PROBLEM SET.
A. In the passage on tech talent and resilient systems, which reason for resignations does the writer say the post did not cover?
B. Return word for word the section of the passage on tech talent and resilient systems starting at "It is hard to" and ending at "retain good employees.".

PASSAGE TO READ.
☆ ☆ ☆ ☆ ☆

It is hard to retain good talent in tech. I agree with the reasons on why employees are resigning in huge numbers. Shortage of good talent, better compensation, lack of purpose, burnout, career advancement are the reasons that I hear as well. One reason that I don’t see covered in the post is poor leadership skills. It might be implicit but I think it should be called out as well. Good leadership can provide a sense of belonging and purpose that can help retain good employees.
Here are 7 posts I thought were worth sharing this week.
Google: A Collection Of Best Practices For Production Services – Link
This is an amazing read. Building resilient systems is hard. The first step to building resilient systems is to become aware of the practices that are used in the trenches. All the practices are worth reading/knowing and you should look for opportunities to apply them in your environment . Every few weeks I see teams struggling with making configuration changes safely. Article gives some practice advice on the same. Writing fail-safe and resilient HTTP clients is not easy. HTTP clients are used heavily in Microservices architecture. Most developers consider the happy path when service either succeeds or fails with expected response codes. But, we need to consider retries with jitter, timeouts, queueing, load shedding, etc while building HTTP clients. This article covers a few more practices that can help us build resilient systems.

☆ ☆ ☆ ☆ ☆

RAW DATA.
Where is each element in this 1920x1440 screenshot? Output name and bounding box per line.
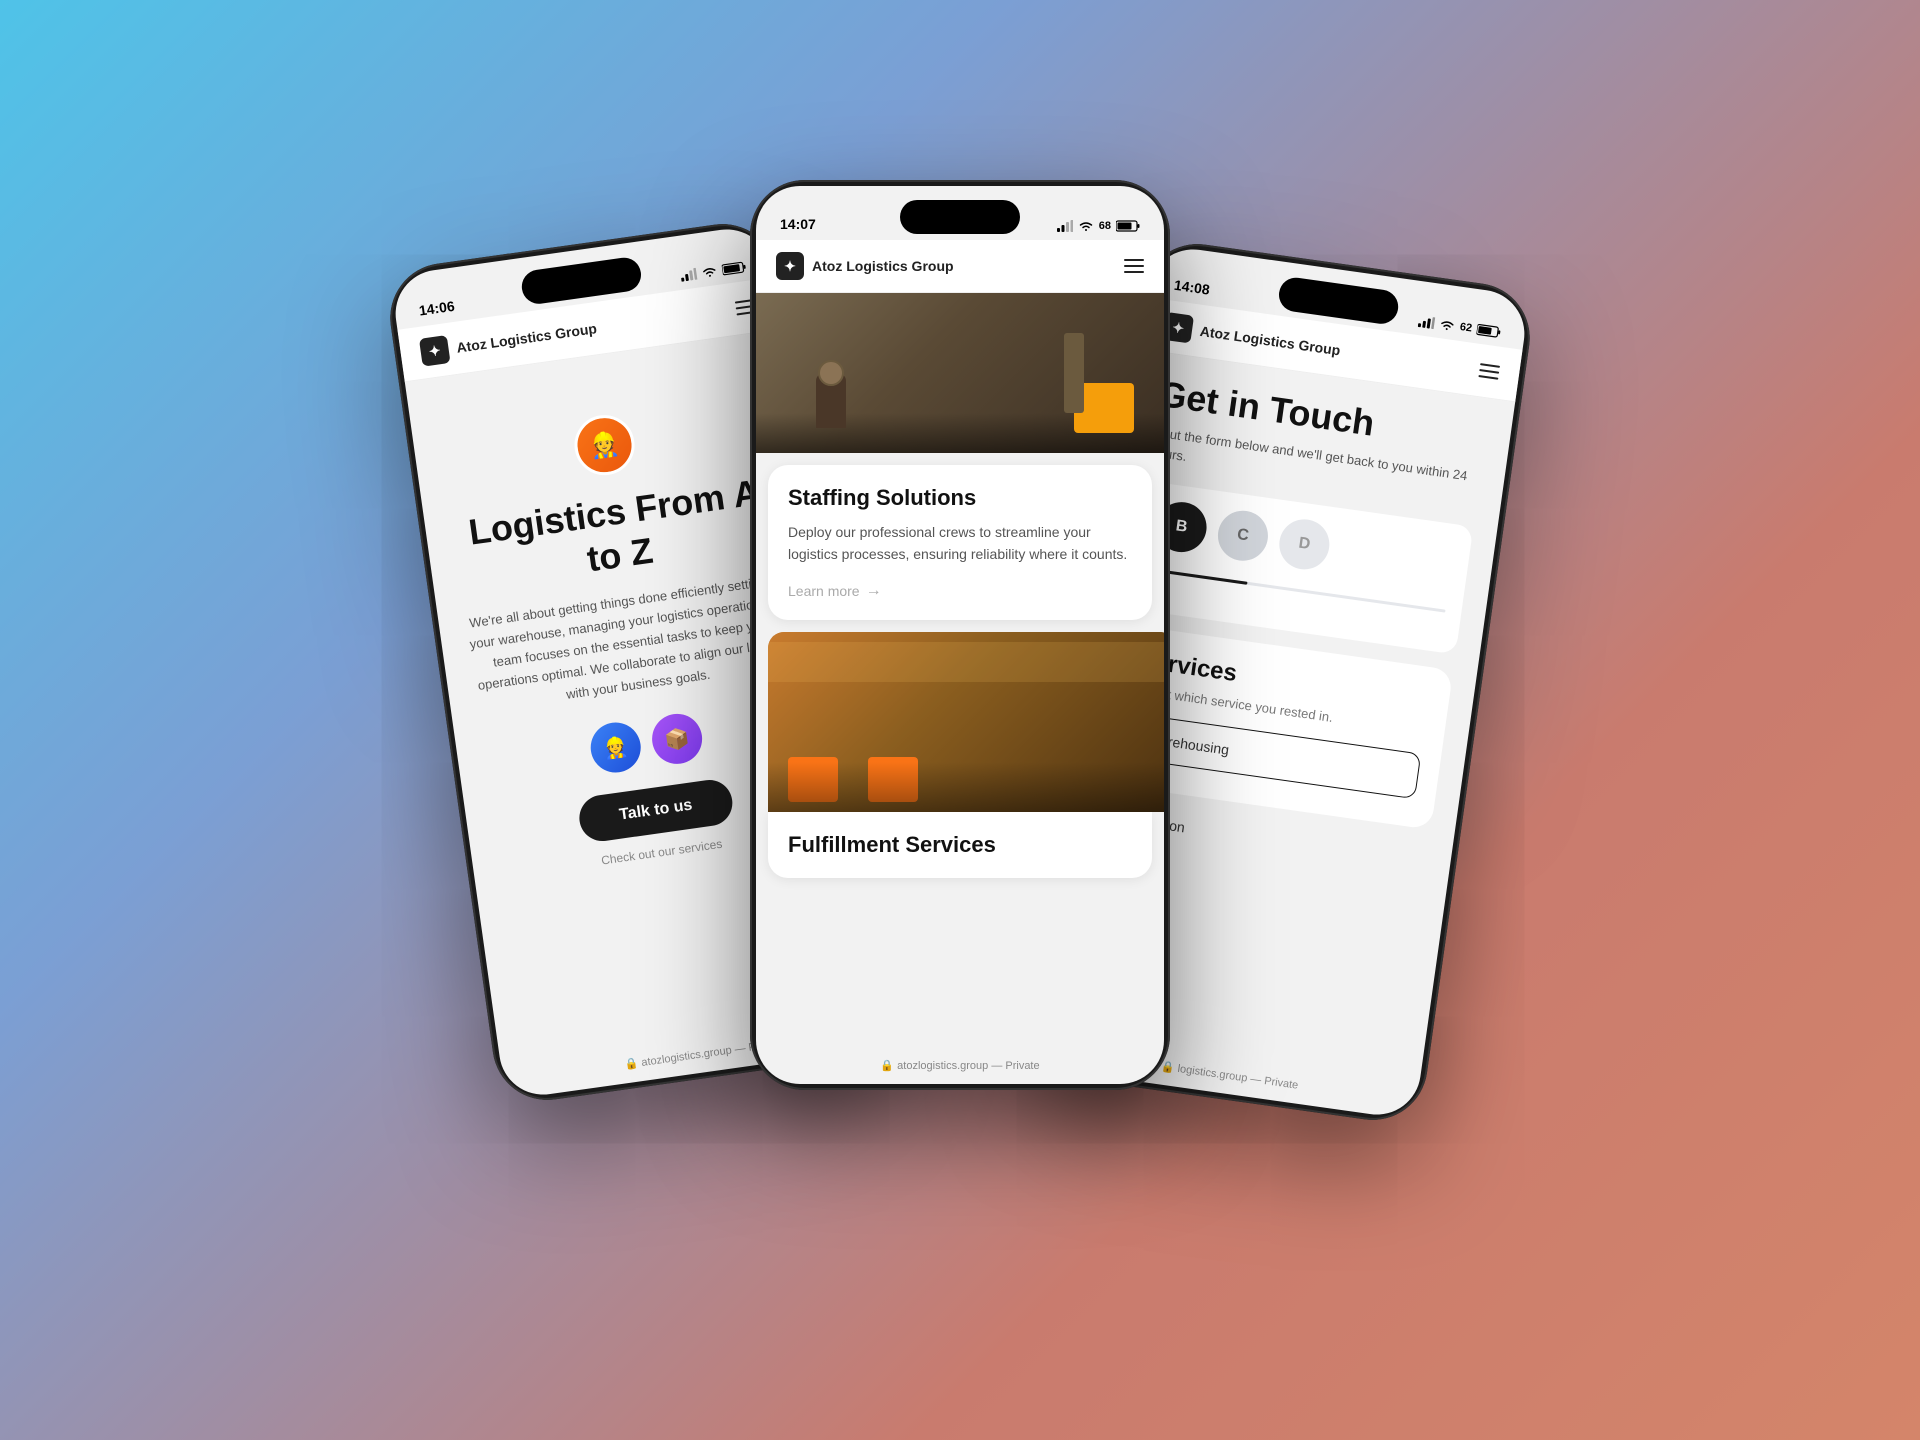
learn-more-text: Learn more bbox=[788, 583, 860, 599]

☆ ☆ ☆ ☆ ☆

ANSWERS TO THE TASKS.
A. Poor leadership skills.

B.
It is hard to retain good talent in tech. I agree with the reasons on why employees are resigning in huge numbers. Shortage of good talent, better compensation, lack of purpose, burnout, career advancement are the reasons that I hear as well. One reason that I don’t see covered in the post is poor leadership skills. It might be implicit but I think it should be called out as well. Good leadership can provide a sense of belonging and purpose that can help retain good employees.